TO BE DONE:
Pictures stay out of the copy; restate everything else in the material exactly.

Data extracted from a collection:

## Begin

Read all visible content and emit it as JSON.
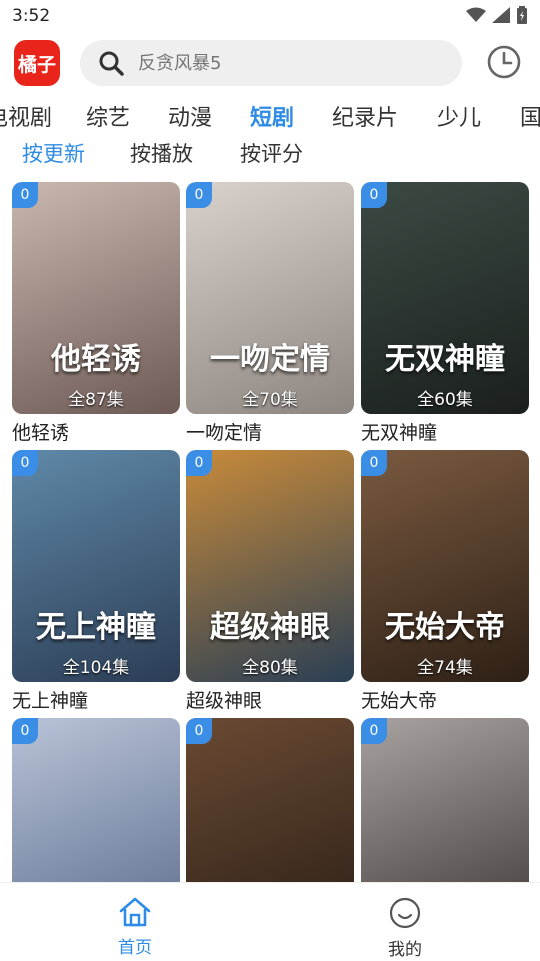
{
  "status_bar": {
    "time": "3:52"
  },
  "header": {
    "logo_text": "橘子",
    "search_placeholder": "反贪风暴5"
  },
  "categories": [
    {
      "label": "电视剧"
    },
    {
      "label": "综艺"
    },
    {
      "label": "动漫"
    },
    {
      "label": "短剧",
      "active": true
    },
    {
      "label": "纪录片"
    },
    {
      "label": "少儿"
    },
    {
      "label": "国"
    }
  ],
  "sort_tabs": [
    {
      "label": "按更新",
      "active": true
    },
    {
      "label": "按播放"
    },
    {
      "label": "按评分"
    }
  ],
  "items": [
    {
      "badge": "0",
      "episodes": "全87集",
      "name": "他轻诱",
      "poster_text": "他轻诱",
      "colors": [
        "#c9b8b0",
        "#6e5a55"
      ]
    },
    {
      "badge": "0",
      "episodes": "全70集",
      "name": "一吻定情",
      "poster_text": "一吻定情",
      "colors": [
        "#d9d2cc",
        "#8d8580"
      ]
    },
    {
      "badge": "0",
      "episodes": "全60集",
      "name": "无双神瞳",
      "poster_text": "无双神瞳",
      "colors": [
        "#3c4a44",
        "#1a1f1d"
      ]
    },
    {
      "badge": "0",
      "episodes": "全104集",
      "name": "无上神瞳",
      "poster_text": "无上神瞳",
      "colors": [
        "#5f89a8",
        "#2c3d55"
      ]
    },
    {
      "badge": "0",
      "episodes": "全80集",
      "name": "超级神眼",
      "poster_text": "超级神眼",
      "colors": [
        "#c98b3a",
        "#2a3f55"
      ]
    },
    {
      "badge": "0",
      "episodes": "全74集",
      "name": "无始大帝",
      "poster_text": "无始大帝",
      "colors": [
        "#7a5a40",
        "#2e2016"
      ]
    },
    {
      "badge": "0",
      "episodes": "",
      "name": "",
      "poster_text": "",
      "colors": [
        "#b9c3d8",
        "#5a6a8a"
      ]
    },
    {
      "badge": "0",
      "episodes": "",
      "name": "",
      "poster_text": "",
      "colors": [
        "#6a4a33",
        "#2a1e16"
      ]
    },
    {
      "badge": "0",
      "episodes": "",
      "name": "",
      "poster_text": "",
      "colors": [
        "#a8a2a0",
        "#3b3533"
      ]
    }
  ],
  "bottom_nav": {
    "home_label": "首页",
    "me_label": "我的"
  },
  "colors": {
    "accent": "#2f8ce6",
    "logo": "#e8241b",
    "badge": "#3a8ee6"
  }
}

## End

SOLUTION TO THE EXERCISE:
Read all visible content and emit it as JSON.
{
  "status_bar": {
    "time": "3:52"
  },
  "header": {
    "logo_text": "橘子",
    "search_placeholder": "反贪风暴5"
  },
  "categories": [
    {
      "label": "电视剧"
    },
    {
      "label": "综艺"
    },
    {
      "label": "动漫"
    },
    {
      "label": "短剧",
      "active": true
    },
    {
      "label": "纪录片"
    },
    {
      "label": "少儿"
    },
    {
      "label": "国"
    }
  ],
  "sort_tabs": [
    {
      "label": "按更新",
      "active": true
    },
    {
      "label": "按播放"
    },
    {
      "label": "按评分"
    }
  ],
  "items": [
    {
      "badge": "0",
      "episodes": "全87集",
      "name": "他轻诱",
      "poster_text": "他轻诱",
      "colors": [
        "#c9b8b0",
        "#6e5a55"
      ]
    },
    {
      "badge": "0",
      "episodes": "全70集",
      "name": "一吻定情",
      "poster_text": "一吻定情",
      "colors": [
        "#d9d2cc",
        "#8d8580"
      ]
    },
    {
      "badge": "0",
      "episodes": "全60集",
      "name": "无双神瞳",
      "poster_text": "无双神瞳",
      "colors": [
        "#3c4a44",
        "#1a1f1d"
      ]
    },
    {
      "badge": "0",
      "episodes": "全104集",
      "name": "无上神瞳",
      "poster_text": "无上神瞳",
      "colors": [
        "#5f89a8",
        "#2c3d55"
      ]
    },
    {
      "badge": "0",
      "episodes": "全80集",
      "name": "超级神眼",
      "poster_text": "超级神眼",
      "colors": [
        "#c98b3a",
        "#2a3f55"
      ]
    },
    {
      "badge": "0",
      "episodes": "全74集",
      "name": "无始大帝",
      "poster_text": "无始大帝",
      "colors": [
        "#7a5a40",
        "#2e2016"
      ]
    },
    {
      "badge": "0",
      "episodes": "",
      "name": "",
      "poster_text": "",
      "colors": [
        "#b9c3d8",
        "#5a6a8a"
      ]
    },
    {
      "badge": "0",
      "episodes": "",
      "name": "",
      "poster_text": "",
      "colors": [
        "#6a4a33",
        "#2a1e16"
      ]
    },
    {
      "badge": "0",
      "episodes": "",
      "name": "",
      "poster_text": "",
      "colors": [
        "#a8a2a0",
        "#3b3533"
      ]
    }
  ],
  "bottom_nav": {
    "home_label": "首页",
    "me_label": "我的"
  },
  "colors": {
    "accent": "#2f8ce6",
    "logo": "#e8241b",
    "badge": "#3a8ee6"
  }
}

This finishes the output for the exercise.